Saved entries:
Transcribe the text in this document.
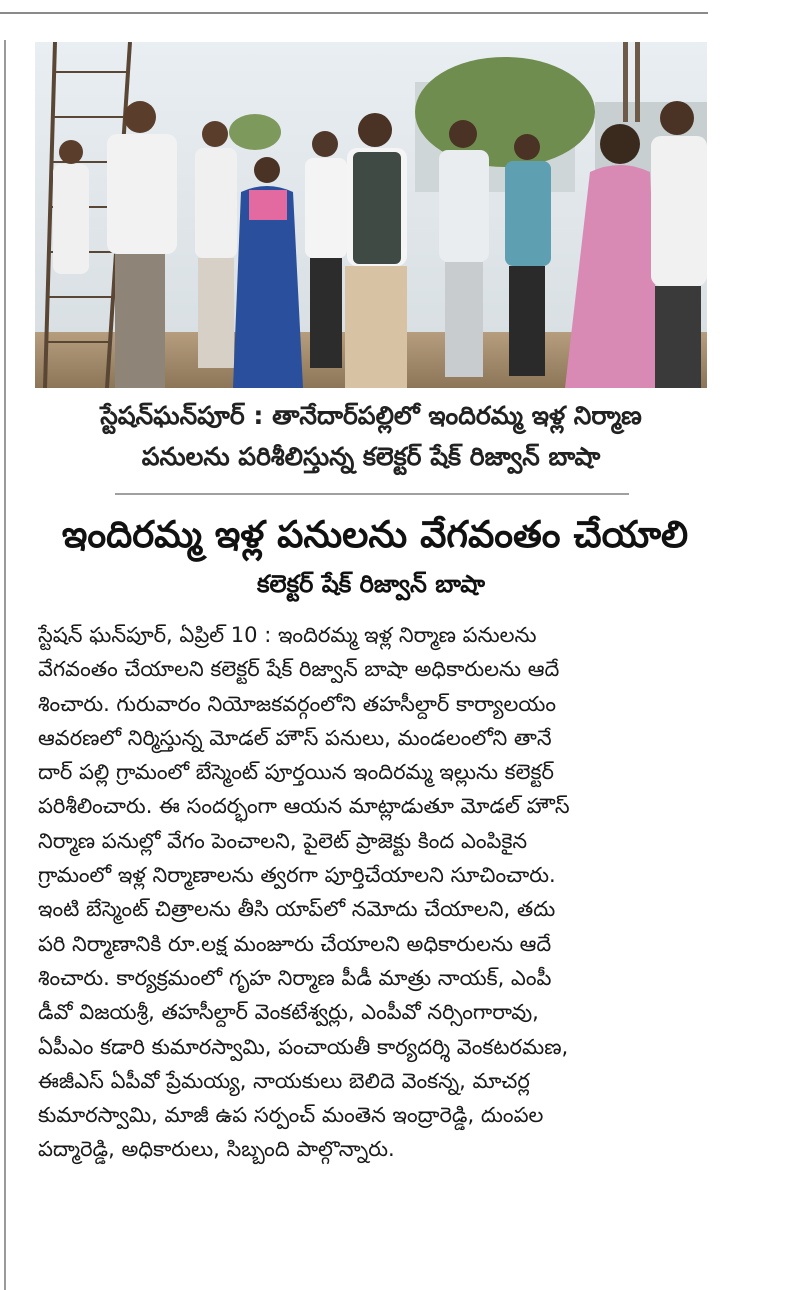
స్టేషన్‌ఘన్‌పూర్ : తానేదార్‌పల్లిలో ఇందిరమ్మ ఇళ్ల నిర్మాణ
పనులను పరిశీలిస్తున్న కలెక్టర్ షేక్ రిజ్వాన్ బాషా
ఇందిరమ్మ ఇళ్ల పనులను వేగవంతం చేయాలి
కలెక్టర్ షేక్ రిజ్వాన్ బాషా
స్టేషన్ ఘన్‌పూర్, ఏప్రిల్ 10 : ఇందిరమ్మ ఇళ్ల నిర్మాణ పనులను
వేగవంతం చేయాలని కలెక్టర్ షేక్ రిజ్వాన్ బాషా అధికారులను ఆదే
శించారు. గురువారం నియోజకవర్గంలోని తహసీల్దార్ కార్యాలయం
ఆవరణలో నిర్మిస్తున్న మోడల్ హౌస్ పనులు, మండలంలోని తానే
దార్ పల్లి గ్రామంలో బేస్మెంట్ పూర్తయిన ఇందిరమ్మ ఇల్లును కలెక్టర్
పరిశీలించారు. ఈ సందర్భంగా ఆయన మాట్లాడుతూ మోడల్ హౌస్
నిర్మాణ పనుల్లో వేగం పెంచాలని, పైలెట్ ప్రాజెక్టు కింద ఎంపికైన
గ్రామంలో ఇళ్ల నిర్మాణాలను త్వరగా పూర్తిచేయాలని సూచించారు.
ఇంటి బేస్మెంట్ చిత్రాలను తీసి యాప్‌లో నమోదు చేయాలని, తదు
పరి నిర్మాణానికి రూ.లక్ష మంజూరు చేయాలని అధికారులను ఆదే
శించారు. కార్యక్రమంలో గృహ నిర్మాణ పీడీ మాత్రు నాయక్, ఎంపీ
డీవో విజయశ్రీ, తహసీల్దార్ వెంకటేశ్వర్లు, ఎంపీవో నర్సింగారావు,
ఏపీఎం కడారి కుమారస్వామి, పంచాయతీ కార్యదర్శి వెంకటరమణ,
ఈజీఎస్ ఏపీవో ప్రేమయ్య, నాయకులు బెలిదె వెంకన్న, మాచర్ల
కుమారస్వామి, మాజీ ఉప సర్పంచ్ మంతెన ఇంద్రారెడ్డి, దుంపల
పద్మారెడ్డి, అధికారులు, సిబ్బంది పాల్గొన్నారు.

> **Problem details**: Except for the pictures, give all the material above again verbatim.

> **Written reply**:
Transcribe the text in this document.
స్టేషన్‌ఘన్‌పూర్ : తానేదార్‌పల్లిలో ఇందిరమ్మ ఇళ్ల నిర్మాణ
పనులను పరిశీలిస్తున్న కలెక్టర్ షేక్ రిజ్వాన్ బాషా
ఇందిరమ్మ ఇళ్ల పనులను వేగవంతం చేయాలి
కలెక్టర్ షేక్ రిజ్వాన్ బాషా
స్టేషన్ ఘన్‌పూర్, ఏప్రిల్ 10 : ఇందిరమ్మ ఇళ్ల నిర్మాణ పనులను
వేగవంతం చేయాలని కలెక్టర్ షేక్ రిజ్వాన్ బాషా అధికారులను ఆదే
శించారు. గురువారం నియోజకవర్గంలోని తహసీల్దార్ కార్యాలయం
ఆవరణలో నిర్మిస్తున్న మోడల్ హౌస్ పనులు, మండలంలోని తానే
దార్ పల్లి గ్రామంలో బేస్మెంట్ పూర్తయిన ఇందిరమ్మ ఇల్లును కలెక్టర్
పరిశీలించారు. ఈ సందర్భంగా ఆయన మాట్లాడుతూ మోడల్ హౌస్
నిర్మాణ పనుల్లో వేగం పెంచాలని, పైలెట్ ప్రాజెక్టు కింద ఎంపికైన
గ్రామంలో ఇళ్ల నిర్మాణాలను త్వరగా పూర్తిచేయాలని సూచించారు.
ఇంటి బేస్మెంట్ చిత్రాలను తీసి యాప్‌లో నమోదు చేయాలని, తదు
పరి నిర్మాణానికి రూ.లక్ష మంజూరు చేయాలని అధికారులను ఆదే
శించారు. కార్యక్రమంలో గృహ నిర్మాణ పీడీ మాత్రు నాయక్, ఎంపీ
డీవో విజయశ్రీ, తహసీల్దార్ వెంకటేశ్వర్లు, ఎంపీవో నర్సింగారావు,
ఏపీఎం కడారి కుమారస్వామి, పంచాయతీ కార్యదర్శి వెంకటరమణ,
ఈజీఎస్ ఏపీవో ప్రేమయ్య, నాయకులు బెలిదె వెంకన్న, మాచర్ల
కుమారస్వామి, మాజీ ఉప సర్పంచ్ మంతెన ఇంద్రారెడ్డి, దుంపల
పద్మారెడ్డి, అధికారులు, సిబ్బంది పాల్గొన్నారు.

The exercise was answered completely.